------ Data supplied

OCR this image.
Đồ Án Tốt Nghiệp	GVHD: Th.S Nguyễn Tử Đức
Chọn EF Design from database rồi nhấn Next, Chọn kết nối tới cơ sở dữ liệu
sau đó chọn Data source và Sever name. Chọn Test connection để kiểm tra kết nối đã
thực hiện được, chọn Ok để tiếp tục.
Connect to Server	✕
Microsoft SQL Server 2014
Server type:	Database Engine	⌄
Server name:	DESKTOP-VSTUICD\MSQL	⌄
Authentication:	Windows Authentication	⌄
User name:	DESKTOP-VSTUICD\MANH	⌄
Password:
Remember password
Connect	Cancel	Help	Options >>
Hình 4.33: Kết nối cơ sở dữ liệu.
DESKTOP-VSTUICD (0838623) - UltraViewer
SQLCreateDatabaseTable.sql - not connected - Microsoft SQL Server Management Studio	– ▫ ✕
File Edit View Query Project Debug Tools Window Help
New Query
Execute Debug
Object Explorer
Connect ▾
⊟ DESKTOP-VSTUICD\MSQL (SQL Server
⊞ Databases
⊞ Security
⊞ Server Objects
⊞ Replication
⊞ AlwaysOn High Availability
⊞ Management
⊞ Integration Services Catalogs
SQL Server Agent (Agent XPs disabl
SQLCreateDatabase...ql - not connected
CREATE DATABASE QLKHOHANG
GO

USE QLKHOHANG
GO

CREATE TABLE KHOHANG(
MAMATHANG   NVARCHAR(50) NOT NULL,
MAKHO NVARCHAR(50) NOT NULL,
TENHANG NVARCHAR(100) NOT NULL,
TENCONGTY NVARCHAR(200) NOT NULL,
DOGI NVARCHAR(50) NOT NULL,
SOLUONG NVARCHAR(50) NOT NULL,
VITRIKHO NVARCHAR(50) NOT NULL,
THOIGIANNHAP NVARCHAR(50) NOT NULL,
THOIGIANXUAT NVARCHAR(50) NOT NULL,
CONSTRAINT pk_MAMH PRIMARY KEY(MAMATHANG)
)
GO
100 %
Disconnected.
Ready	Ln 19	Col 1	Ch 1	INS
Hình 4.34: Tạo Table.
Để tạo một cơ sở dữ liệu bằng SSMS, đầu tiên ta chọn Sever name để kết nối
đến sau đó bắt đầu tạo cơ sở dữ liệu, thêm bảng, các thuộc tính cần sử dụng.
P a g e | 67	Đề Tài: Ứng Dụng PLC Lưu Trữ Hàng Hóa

------------
------ Data supplied

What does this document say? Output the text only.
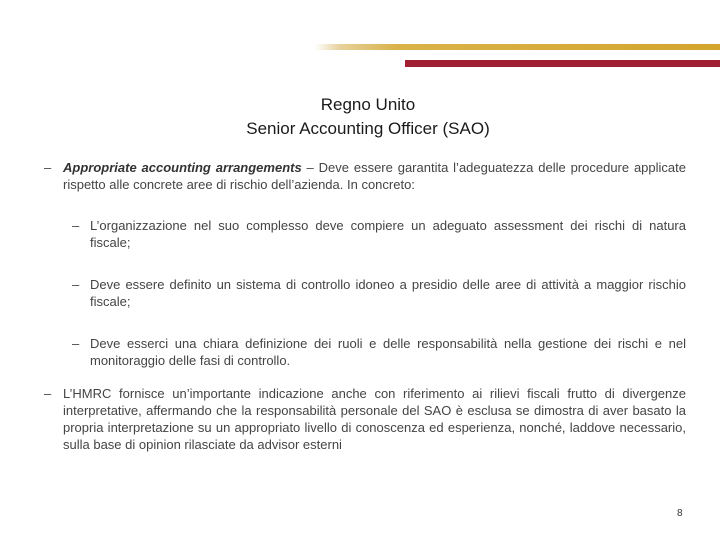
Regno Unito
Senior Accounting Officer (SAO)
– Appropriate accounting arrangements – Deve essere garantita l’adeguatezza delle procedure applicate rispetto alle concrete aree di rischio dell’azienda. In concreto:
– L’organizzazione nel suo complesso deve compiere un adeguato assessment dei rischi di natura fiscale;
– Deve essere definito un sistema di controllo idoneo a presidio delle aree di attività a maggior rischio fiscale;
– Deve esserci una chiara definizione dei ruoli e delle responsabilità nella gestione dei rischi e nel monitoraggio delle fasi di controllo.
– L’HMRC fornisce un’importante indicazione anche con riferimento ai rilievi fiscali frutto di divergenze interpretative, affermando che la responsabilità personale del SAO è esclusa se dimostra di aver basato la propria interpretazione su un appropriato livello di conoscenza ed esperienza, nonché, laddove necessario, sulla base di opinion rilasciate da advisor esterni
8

------------
------ Data supplied

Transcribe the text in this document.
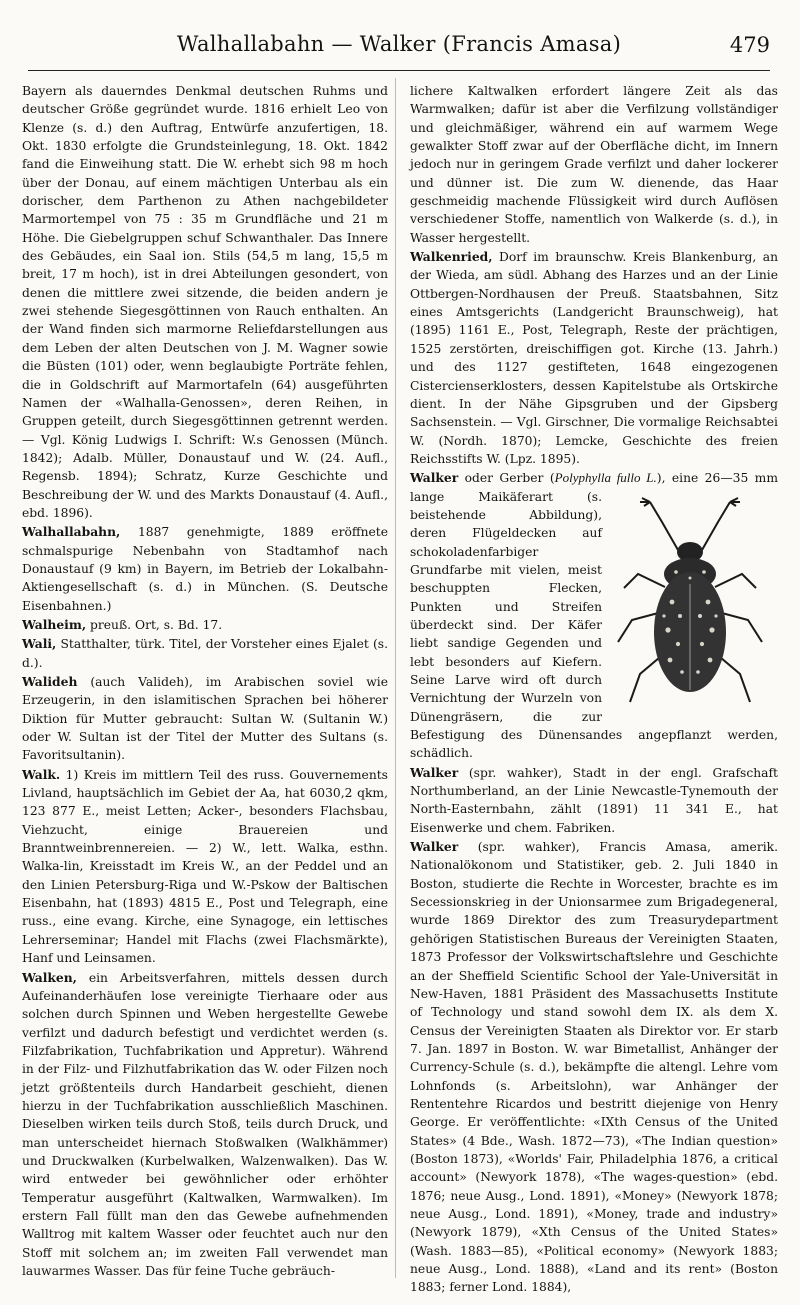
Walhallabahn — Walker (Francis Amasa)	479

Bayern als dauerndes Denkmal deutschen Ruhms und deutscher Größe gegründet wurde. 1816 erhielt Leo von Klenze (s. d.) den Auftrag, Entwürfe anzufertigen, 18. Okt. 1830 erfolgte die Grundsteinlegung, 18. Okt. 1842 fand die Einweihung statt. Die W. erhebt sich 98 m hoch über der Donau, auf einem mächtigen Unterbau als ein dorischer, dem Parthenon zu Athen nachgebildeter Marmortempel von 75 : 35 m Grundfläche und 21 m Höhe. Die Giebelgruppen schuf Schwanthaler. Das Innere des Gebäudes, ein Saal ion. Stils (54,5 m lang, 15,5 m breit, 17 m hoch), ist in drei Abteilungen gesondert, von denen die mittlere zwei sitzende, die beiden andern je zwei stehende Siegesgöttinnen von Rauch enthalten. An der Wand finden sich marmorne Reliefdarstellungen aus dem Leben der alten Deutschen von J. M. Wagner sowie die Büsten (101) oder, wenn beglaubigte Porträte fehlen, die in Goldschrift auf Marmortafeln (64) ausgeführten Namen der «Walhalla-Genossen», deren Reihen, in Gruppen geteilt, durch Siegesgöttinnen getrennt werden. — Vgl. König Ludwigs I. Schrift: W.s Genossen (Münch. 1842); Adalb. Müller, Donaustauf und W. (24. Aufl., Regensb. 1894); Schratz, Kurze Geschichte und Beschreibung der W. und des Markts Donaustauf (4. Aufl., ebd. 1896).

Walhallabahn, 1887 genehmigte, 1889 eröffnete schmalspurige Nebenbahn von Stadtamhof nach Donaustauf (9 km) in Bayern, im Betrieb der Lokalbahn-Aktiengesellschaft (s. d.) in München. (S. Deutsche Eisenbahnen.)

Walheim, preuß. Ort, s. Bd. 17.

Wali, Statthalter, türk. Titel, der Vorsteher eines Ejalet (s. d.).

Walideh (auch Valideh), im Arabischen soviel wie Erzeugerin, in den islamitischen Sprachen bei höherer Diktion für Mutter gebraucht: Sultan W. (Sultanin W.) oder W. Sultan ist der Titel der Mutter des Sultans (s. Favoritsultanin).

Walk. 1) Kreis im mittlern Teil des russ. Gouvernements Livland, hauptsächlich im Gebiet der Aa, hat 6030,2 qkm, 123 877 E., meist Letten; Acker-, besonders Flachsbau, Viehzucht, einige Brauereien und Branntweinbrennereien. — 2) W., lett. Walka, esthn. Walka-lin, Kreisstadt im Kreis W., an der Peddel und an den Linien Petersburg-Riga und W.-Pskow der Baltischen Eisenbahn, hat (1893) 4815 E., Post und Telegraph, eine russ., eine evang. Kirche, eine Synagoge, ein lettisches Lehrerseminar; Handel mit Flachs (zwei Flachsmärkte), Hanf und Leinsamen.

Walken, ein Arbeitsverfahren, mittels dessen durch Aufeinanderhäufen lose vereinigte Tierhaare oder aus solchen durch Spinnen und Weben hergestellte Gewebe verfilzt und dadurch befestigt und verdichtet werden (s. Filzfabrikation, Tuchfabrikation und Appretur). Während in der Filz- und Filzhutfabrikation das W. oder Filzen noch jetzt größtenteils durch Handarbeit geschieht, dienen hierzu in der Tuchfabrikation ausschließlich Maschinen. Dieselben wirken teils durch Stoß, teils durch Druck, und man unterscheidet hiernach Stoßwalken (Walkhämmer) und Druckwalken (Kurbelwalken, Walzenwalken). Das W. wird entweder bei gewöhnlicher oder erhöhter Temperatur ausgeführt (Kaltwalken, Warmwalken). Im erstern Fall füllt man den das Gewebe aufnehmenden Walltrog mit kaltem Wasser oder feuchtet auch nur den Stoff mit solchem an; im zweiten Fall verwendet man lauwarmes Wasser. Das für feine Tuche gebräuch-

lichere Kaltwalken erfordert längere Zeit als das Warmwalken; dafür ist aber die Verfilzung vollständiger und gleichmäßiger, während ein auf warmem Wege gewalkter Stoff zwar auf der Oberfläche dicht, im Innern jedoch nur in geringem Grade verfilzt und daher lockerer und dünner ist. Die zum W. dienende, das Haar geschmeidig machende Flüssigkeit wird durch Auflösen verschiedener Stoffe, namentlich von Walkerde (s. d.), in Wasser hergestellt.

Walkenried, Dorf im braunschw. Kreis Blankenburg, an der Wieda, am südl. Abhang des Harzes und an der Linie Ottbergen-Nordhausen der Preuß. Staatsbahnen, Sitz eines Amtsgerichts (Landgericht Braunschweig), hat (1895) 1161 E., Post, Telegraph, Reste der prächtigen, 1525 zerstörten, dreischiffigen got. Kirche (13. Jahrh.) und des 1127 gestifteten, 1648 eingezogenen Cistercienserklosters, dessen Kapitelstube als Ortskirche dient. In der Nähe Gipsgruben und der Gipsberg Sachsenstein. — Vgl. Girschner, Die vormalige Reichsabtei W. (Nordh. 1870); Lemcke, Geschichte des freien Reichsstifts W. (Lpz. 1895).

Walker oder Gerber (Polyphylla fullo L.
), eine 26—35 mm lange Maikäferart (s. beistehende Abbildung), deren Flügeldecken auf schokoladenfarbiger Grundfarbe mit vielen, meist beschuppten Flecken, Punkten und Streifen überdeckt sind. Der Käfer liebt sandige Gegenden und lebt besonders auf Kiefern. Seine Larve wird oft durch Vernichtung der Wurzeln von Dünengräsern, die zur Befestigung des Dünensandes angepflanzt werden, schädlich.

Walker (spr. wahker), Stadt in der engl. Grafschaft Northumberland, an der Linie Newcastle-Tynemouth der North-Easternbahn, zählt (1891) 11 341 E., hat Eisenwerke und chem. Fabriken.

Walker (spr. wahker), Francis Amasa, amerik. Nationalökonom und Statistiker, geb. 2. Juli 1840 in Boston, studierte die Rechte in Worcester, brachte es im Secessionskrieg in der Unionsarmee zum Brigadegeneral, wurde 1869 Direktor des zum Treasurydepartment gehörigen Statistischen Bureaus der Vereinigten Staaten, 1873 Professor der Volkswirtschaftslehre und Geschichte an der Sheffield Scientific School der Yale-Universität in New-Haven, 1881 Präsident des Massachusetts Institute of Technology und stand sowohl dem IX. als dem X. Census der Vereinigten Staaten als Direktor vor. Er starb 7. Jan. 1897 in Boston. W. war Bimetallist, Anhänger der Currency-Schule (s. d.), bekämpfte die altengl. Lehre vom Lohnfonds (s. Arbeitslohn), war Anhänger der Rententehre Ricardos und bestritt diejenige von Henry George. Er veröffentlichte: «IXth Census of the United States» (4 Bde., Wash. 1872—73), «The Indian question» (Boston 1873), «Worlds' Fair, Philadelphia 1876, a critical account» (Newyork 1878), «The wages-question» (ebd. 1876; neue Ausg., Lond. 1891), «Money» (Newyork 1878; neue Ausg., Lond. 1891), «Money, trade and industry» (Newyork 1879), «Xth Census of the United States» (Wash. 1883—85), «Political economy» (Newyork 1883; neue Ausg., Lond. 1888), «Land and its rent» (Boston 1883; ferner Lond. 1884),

------------

What is asked → Report how many lines contain "wahker". Give nothing but the number.

Response → 2